▸ **Brief**
Extract all lines containing "lishi".

* BEGIN *

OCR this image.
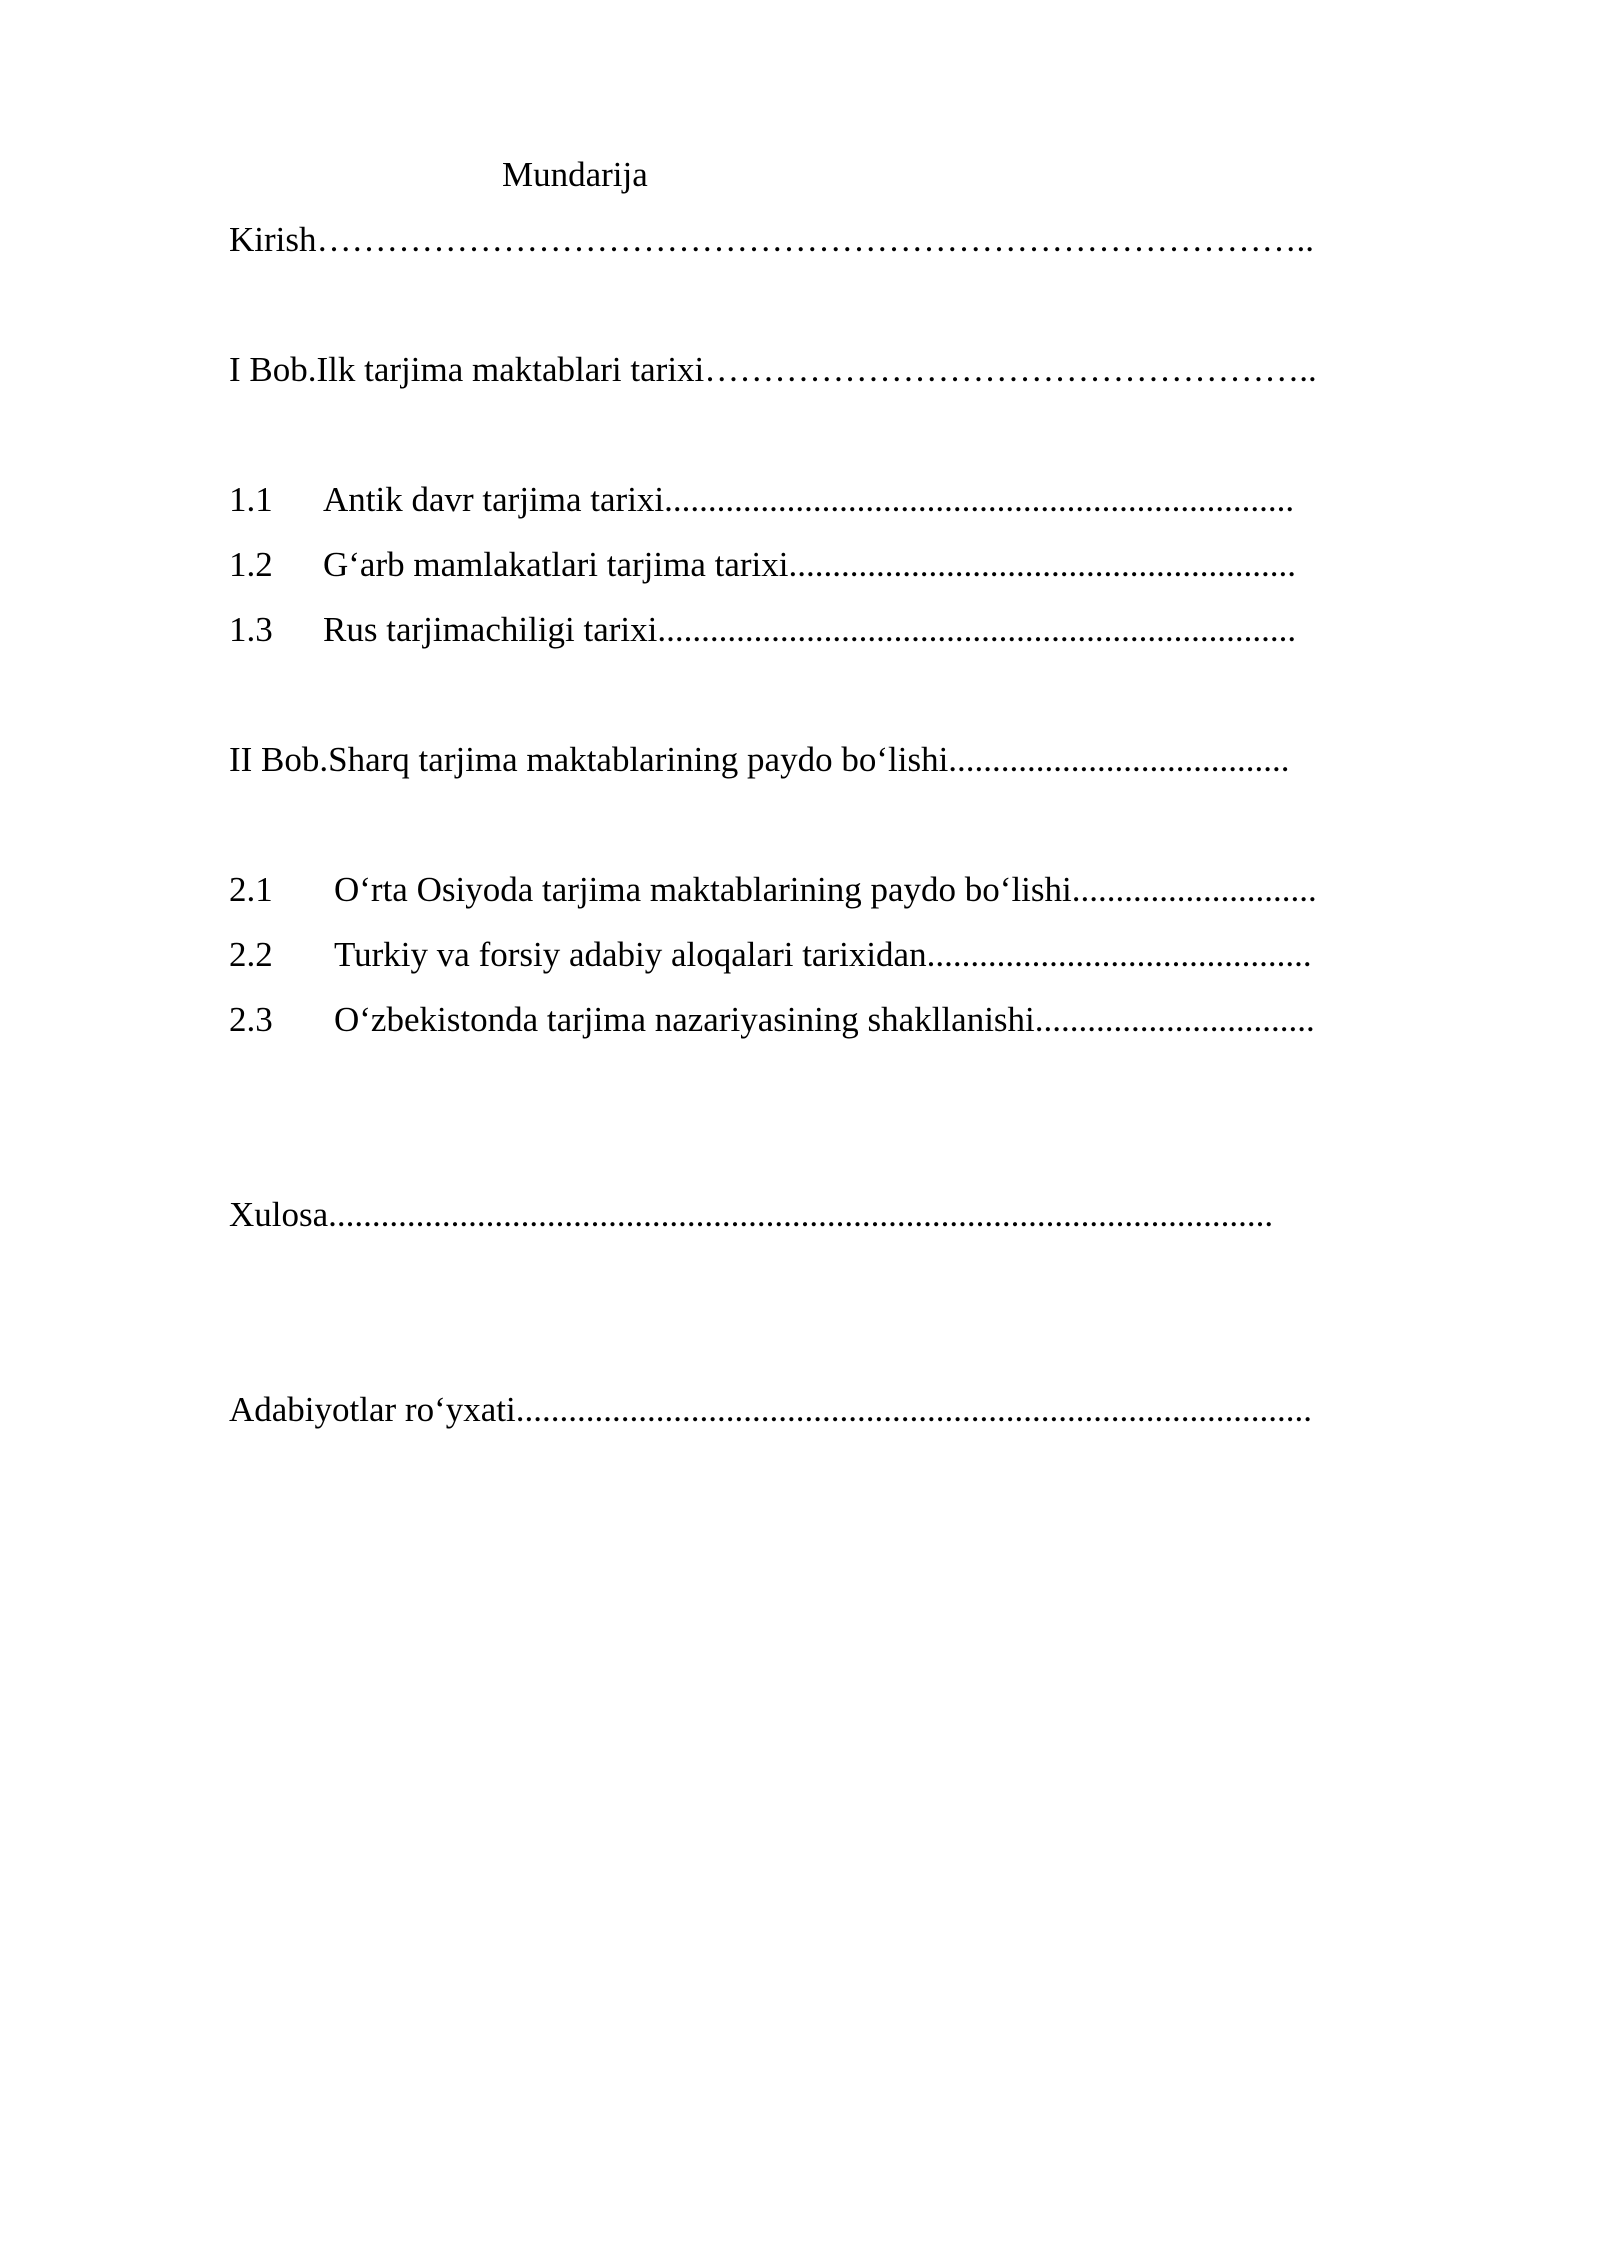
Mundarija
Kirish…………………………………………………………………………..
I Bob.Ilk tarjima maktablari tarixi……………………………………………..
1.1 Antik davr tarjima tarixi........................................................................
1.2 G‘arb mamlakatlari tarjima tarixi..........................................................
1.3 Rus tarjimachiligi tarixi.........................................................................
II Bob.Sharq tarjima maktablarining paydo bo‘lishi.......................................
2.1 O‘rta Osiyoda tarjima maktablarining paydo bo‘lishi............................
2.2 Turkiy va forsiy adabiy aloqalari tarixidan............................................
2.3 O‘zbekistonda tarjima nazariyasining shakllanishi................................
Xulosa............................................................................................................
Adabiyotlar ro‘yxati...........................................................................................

* END *

▸ **Full output**
II Bob.Sharq tarjima maktablarining paydo bo‘lishi.......................................
2.1 O‘rta Osiyoda tarjima maktablarining paydo bo‘lishi............................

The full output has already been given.